Excerpts from a layout annotation set:
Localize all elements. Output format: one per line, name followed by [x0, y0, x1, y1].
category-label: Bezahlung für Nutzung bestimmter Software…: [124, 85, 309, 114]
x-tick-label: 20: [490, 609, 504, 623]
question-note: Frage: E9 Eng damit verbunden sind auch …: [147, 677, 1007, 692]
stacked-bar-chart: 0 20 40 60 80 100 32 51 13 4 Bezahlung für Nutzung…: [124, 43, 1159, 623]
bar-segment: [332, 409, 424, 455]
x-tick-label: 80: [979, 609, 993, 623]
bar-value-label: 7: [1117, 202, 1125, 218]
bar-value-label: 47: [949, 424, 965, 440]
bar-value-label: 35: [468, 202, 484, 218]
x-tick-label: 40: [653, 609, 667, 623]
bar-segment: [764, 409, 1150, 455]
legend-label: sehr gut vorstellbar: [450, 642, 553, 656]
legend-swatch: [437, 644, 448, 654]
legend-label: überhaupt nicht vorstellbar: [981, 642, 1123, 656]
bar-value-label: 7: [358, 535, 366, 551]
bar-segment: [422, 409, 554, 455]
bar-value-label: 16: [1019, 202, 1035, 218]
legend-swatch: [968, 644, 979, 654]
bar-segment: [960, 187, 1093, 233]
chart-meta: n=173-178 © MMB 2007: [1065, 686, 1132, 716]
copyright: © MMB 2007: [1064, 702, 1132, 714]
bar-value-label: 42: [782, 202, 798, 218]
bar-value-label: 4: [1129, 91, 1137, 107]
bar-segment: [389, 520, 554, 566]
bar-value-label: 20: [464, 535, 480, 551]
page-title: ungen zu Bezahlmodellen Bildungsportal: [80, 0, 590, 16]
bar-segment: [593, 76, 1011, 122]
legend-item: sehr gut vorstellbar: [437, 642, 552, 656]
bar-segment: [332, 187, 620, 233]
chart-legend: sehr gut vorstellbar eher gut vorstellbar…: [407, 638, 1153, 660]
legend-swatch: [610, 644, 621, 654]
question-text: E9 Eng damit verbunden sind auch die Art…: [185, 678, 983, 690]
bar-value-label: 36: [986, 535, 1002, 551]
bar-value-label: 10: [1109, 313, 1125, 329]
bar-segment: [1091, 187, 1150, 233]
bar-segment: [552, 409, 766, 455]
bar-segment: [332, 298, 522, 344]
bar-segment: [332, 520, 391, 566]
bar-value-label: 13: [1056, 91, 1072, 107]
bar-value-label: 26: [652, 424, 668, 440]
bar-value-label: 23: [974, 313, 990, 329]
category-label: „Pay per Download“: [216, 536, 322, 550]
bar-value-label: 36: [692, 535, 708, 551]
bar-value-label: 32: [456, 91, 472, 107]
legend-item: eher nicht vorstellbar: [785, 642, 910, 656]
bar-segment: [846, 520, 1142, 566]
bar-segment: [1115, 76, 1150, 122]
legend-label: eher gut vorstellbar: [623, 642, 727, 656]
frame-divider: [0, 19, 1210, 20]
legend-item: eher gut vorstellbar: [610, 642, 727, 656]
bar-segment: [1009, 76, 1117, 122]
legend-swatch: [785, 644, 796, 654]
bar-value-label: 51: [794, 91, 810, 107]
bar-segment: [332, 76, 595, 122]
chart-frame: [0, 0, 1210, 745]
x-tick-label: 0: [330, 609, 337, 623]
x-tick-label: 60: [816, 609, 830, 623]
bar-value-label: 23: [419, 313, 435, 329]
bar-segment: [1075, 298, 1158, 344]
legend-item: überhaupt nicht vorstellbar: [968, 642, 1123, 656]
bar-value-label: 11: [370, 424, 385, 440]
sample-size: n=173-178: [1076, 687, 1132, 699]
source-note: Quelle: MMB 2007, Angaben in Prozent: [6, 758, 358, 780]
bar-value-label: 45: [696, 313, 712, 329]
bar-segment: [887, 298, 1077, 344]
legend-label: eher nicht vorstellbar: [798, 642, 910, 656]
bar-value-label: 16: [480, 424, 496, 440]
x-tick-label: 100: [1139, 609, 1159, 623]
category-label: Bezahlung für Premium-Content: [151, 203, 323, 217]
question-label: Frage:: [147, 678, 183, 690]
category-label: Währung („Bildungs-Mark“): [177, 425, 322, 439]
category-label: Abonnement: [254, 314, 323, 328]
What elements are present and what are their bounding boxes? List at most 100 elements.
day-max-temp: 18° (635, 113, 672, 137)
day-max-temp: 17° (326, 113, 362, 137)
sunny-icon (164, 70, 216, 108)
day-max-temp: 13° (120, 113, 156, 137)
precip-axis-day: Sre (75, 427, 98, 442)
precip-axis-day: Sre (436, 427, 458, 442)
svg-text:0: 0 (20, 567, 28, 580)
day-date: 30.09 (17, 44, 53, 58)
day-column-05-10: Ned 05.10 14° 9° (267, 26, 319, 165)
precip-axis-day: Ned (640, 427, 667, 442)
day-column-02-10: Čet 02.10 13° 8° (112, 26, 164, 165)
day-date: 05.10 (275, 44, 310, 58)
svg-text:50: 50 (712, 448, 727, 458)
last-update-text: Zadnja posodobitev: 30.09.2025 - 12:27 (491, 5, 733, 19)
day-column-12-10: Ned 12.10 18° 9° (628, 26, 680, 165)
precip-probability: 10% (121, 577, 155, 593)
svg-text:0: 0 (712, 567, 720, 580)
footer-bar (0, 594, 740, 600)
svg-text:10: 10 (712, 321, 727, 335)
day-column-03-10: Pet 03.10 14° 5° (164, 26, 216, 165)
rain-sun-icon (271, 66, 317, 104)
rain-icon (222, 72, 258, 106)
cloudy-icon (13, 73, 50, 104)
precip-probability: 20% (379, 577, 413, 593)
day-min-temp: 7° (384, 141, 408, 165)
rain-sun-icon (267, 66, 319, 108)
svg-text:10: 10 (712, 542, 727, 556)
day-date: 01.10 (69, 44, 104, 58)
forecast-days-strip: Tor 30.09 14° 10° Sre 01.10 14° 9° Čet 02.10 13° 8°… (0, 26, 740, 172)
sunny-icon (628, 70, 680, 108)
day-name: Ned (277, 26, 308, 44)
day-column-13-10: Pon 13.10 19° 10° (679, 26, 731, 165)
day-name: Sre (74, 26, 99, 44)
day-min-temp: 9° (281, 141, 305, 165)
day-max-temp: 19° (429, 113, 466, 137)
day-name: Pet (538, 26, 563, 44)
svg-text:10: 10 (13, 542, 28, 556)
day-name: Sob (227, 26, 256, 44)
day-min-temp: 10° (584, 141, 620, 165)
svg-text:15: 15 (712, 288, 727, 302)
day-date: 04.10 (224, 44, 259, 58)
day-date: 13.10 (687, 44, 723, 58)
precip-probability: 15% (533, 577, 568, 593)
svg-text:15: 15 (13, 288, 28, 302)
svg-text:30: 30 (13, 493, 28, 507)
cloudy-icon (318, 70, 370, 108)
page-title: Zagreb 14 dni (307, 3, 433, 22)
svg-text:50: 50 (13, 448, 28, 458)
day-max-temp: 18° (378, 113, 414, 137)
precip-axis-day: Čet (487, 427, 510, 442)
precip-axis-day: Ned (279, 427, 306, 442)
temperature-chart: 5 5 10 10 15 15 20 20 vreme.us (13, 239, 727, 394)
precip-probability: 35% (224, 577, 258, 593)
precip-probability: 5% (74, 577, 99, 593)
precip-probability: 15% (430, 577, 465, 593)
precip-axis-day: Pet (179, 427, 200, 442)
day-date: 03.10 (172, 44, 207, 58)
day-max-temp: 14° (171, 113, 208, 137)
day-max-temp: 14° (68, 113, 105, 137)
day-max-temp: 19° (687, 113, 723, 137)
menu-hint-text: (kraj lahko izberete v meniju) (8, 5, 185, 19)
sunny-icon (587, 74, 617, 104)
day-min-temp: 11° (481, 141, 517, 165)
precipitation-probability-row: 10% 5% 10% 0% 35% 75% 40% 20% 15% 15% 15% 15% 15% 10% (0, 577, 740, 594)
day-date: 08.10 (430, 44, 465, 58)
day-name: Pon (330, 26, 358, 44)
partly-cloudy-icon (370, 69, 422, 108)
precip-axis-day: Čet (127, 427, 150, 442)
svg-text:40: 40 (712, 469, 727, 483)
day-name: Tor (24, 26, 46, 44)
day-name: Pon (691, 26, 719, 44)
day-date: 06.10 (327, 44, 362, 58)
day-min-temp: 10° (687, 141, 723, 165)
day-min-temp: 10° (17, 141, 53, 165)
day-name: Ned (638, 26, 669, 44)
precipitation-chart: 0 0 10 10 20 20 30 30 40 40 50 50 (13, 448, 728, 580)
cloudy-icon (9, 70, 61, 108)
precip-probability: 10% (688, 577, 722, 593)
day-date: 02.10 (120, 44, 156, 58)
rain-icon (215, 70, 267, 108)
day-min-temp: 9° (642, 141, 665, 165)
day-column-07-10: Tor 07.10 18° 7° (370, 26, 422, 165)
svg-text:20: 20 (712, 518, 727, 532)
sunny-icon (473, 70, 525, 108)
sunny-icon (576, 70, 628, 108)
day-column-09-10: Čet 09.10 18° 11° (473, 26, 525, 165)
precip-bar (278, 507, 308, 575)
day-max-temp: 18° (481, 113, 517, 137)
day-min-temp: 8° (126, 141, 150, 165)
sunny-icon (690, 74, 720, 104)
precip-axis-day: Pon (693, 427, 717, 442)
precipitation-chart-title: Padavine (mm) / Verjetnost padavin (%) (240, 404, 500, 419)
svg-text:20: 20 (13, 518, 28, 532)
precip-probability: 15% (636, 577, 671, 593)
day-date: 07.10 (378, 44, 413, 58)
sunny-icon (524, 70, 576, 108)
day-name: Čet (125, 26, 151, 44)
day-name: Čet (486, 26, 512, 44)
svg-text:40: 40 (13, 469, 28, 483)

WORK TO DO: Give the part of the data that opens with the first line and closes with the line containing "question-note: Frage: E9" as a numbered list, leaving out any blank lines.

ANSWER TO THIS PROBLEM:
1. Localize all elements. Output format: one per line, name followed by [x0, y0, x1, y1].
2. category-label: Bezahlung für Nutzung bestimmter Software…: [124, 85, 309, 114]
3. x-tick-label: 20: [490, 609, 504, 623]
4. question-note: Frage: E9 Eng damit verbunden sind auch …: [147, 677, 1007, 692]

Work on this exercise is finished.